- TASK PROMPT -
Please retype the records below exactly, leaving out any pictures.

----- GIVEN INFORMATION

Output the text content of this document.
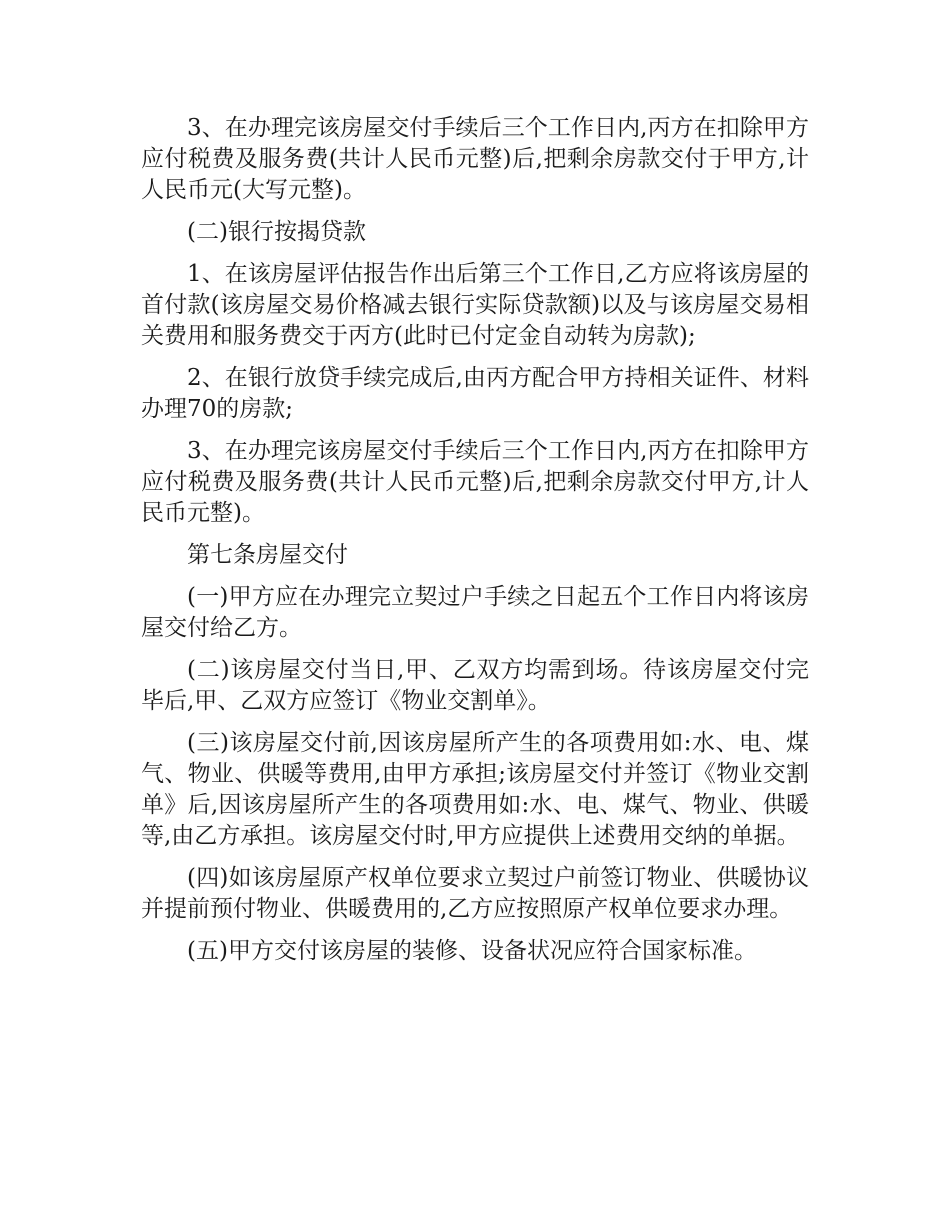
3、在办理完该房屋交付手续后三个工作日内,丙方在扣除甲方应付税费及服务费(共计人民币元整)后,把剩余房款交付于甲方,计人民币元(大写元整)。

(二)银行按揭贷款

1、在该房屋评估报告作出后第三个工作日,乙方应将该房屋的首付款(该房屋交易价格减去银行实际贷款额)以及与该房屋交易相关费用和服务费交于丙方(此时已付定金自动转为房款);

2、在银行放贷手续完成后,由丙方配合甲方持相关证件、材料办理70的房款;

3、在办理完该房屋交付手续后三个工作日内,丙方在扣除甲方应付税费及服务费(共计人民币元整)后,把剩余房款交付甲方,计人民币元整)。

第七条房屋交付

(一)甲方应在办理完立契过户手续之日起五个工作日内将该房屋交付给乙方。

(二)该房屋交付当日,甲、乙双方均需到场。待该房屋交付完毕后,甲、乙双方应签订《物业交割单》。

(三)该房屋交付前,因该房屋所产生的各项费用如:水、电、煤气、物业、供暖等费用,由甲方承担;该房屋交付并签订《物业交割单》后,因该房屋所产生的各项费用如:水、电、煤气、物业、供暖等,由乙方承担。该房屋交付时,甲方应提供上述费用交纳的单据。

(四)如该房屋原产权单位要求立契过户前签订物业、供暖协议并提前预付物业、供暖费用的,乙方应按照原产权单位要求办理。

(五)甲方交付该房屋的装修、设备状况应符合国家标准。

----------

- SOLUTION BELOW -
Output the text content of this document.
3、在办理完该房屋交付手续后三个工作日内,丙方在扣除甲方应付税费及服务费(共计人民币元整)后,把剩余房款交付于甲方,计人民币元(大写元整)。

(二)银行按揭贷款

1、在该房屋评估报告作出后第三个工作日,乙方应将该房屋的首付款(该房屋交易价格减去银行实际贷款额)以及与该房屋交易相关费用和服务费交于丙方(此时已付定金自动转为房款);

2、在银行放贷手续完成后,由丙方配合甲方持相关证件、材料办理70的房款;

3、在办理完该房屋交付手续后三个工作日内,丙方在扣除甲方应付税费及服务费(共计人民币元整)后,把剩余房款交付甲方,计人民币元整)。

第七条房屋交付

(一)甲方应在办理完立契过户手续之日起五个工作日内将该房屋交付给乙方。

(二)该房屋交付当日,甲、乙双方均需到场。待该房屋交付完毕后,甲、乙双方应签订《物业交割单》。

(三)该房屋交付前,因该房屋所产生的各项费用如:水、电、煤气、物业、供暖等费用,由甲方承担;该房屋交付并签订《物业交割单》后,因该房屋所产生的各项费用如:水、电、煤气、物业、供暖等,由乙方承担。该房屋交付时,甲方应提供上述费用交纳的单据。

(四)如该房屋原产权单位要求立契过户前签订物业、供暖协议并提前预付物业、供暖费用的,乙方应按照原产权单位要求办理。

(五)甲方交付该房屋的装修、设备状况应符合国家标准。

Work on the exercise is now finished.